▶ The task: Look for the string "type" in every line, and copy each line that has it.

[Data items]
#####

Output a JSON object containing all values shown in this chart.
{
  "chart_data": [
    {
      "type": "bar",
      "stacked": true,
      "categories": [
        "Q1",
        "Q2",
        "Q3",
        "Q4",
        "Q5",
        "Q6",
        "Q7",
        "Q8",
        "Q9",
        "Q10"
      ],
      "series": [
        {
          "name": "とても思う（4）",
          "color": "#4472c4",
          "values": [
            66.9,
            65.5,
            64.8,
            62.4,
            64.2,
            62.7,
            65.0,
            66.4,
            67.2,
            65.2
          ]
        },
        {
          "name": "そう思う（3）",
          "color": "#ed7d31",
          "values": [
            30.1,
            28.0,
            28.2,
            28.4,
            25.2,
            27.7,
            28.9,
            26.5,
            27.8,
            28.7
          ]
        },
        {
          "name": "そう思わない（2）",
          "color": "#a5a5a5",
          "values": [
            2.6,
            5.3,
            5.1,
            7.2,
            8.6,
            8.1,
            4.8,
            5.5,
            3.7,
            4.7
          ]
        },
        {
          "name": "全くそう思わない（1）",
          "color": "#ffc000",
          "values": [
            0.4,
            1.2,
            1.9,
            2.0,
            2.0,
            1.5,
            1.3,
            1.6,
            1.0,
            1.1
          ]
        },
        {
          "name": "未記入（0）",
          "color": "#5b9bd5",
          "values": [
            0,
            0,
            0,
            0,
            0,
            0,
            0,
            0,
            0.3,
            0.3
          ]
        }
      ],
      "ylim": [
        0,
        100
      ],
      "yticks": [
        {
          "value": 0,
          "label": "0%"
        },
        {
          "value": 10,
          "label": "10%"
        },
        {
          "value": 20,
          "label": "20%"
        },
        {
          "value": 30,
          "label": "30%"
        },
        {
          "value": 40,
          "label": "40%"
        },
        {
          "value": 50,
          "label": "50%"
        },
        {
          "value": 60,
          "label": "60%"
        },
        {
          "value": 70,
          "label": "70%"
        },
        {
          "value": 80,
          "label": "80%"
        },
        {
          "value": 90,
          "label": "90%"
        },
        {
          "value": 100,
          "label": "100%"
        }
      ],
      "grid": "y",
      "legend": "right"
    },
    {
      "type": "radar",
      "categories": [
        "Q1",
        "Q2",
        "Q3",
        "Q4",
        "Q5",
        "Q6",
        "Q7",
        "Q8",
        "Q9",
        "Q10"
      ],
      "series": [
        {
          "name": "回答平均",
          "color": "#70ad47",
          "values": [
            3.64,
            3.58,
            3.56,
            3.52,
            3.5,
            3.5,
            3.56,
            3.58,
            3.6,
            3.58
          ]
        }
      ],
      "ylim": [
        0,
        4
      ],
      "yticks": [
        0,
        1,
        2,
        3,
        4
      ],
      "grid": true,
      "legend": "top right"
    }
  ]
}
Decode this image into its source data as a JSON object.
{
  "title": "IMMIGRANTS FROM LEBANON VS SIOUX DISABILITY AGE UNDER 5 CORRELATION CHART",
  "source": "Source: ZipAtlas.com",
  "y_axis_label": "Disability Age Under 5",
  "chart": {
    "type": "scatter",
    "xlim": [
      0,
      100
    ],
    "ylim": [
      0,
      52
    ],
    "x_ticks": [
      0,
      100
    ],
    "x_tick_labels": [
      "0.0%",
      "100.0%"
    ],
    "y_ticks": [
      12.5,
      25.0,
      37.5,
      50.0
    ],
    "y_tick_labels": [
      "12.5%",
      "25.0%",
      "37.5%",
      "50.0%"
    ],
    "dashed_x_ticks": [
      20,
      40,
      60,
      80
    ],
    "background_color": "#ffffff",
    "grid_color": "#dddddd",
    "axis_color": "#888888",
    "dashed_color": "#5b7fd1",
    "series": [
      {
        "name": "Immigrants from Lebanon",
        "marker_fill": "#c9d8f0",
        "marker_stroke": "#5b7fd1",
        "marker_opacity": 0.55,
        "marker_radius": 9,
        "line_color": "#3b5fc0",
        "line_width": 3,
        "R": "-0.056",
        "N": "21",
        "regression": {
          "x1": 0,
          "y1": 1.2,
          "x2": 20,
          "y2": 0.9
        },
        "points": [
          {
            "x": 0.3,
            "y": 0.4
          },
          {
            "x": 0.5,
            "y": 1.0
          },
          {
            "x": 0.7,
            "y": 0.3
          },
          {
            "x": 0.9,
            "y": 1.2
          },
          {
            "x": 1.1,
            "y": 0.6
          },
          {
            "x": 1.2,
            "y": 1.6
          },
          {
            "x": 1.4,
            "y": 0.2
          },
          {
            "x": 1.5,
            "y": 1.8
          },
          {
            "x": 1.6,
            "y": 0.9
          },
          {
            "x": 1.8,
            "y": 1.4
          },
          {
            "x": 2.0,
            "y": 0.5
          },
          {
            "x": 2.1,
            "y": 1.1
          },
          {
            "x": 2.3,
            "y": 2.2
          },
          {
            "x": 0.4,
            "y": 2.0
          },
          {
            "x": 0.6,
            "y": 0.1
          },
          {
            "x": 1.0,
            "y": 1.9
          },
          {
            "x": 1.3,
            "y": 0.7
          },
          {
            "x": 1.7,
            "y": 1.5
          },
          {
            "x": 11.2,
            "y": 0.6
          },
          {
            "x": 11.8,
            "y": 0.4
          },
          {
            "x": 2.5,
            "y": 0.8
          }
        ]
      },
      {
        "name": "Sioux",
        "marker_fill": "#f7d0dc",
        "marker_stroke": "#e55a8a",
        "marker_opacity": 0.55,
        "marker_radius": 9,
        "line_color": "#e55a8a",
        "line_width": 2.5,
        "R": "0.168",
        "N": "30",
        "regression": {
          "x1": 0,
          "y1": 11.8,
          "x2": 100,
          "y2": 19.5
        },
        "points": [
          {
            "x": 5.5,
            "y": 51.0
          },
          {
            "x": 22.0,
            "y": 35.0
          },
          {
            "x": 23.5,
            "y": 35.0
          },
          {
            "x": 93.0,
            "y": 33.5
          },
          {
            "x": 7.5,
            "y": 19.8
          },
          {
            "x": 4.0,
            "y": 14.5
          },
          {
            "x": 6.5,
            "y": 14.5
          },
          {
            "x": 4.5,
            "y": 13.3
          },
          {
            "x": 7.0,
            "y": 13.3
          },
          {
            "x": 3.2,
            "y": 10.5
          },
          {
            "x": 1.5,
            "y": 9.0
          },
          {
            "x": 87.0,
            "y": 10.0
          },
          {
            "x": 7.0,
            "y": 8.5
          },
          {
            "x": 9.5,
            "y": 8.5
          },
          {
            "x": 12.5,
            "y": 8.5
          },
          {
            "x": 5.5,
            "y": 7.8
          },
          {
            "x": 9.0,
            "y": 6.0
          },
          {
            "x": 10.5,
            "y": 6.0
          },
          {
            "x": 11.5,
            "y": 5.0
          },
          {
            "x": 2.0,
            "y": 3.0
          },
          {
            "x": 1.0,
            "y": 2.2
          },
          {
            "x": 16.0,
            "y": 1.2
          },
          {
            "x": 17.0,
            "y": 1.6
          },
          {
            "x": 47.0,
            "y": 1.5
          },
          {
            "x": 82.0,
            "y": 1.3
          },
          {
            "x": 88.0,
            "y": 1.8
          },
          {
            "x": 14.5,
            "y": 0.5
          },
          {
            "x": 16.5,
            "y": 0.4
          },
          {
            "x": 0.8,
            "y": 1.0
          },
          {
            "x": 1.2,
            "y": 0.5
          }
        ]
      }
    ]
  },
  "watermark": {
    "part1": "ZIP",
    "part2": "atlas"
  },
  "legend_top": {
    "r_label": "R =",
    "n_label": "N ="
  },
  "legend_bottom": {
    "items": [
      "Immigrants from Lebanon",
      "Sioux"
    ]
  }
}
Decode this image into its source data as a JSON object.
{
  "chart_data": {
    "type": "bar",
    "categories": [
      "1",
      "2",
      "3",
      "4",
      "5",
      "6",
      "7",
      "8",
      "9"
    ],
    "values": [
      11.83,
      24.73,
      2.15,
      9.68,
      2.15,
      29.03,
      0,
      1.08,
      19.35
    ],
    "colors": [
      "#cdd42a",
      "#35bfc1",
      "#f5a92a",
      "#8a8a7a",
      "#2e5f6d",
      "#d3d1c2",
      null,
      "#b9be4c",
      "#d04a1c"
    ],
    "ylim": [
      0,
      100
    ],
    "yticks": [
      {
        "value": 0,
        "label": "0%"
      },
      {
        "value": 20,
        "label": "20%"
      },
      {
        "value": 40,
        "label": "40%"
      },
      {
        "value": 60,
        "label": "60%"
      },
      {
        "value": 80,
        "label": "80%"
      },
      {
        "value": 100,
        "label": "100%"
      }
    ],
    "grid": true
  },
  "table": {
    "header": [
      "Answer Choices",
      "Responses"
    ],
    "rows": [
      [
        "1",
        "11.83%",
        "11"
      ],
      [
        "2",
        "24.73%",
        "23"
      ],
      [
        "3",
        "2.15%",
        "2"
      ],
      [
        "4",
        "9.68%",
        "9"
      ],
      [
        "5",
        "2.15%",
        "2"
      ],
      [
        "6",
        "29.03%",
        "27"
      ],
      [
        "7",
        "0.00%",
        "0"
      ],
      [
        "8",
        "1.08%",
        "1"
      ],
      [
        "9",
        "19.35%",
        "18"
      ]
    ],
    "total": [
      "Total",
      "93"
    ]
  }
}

#####

▶ The reply:
      "type": "bar",
      "type": "radar",
    "type": "scatter",
    "type": "bar",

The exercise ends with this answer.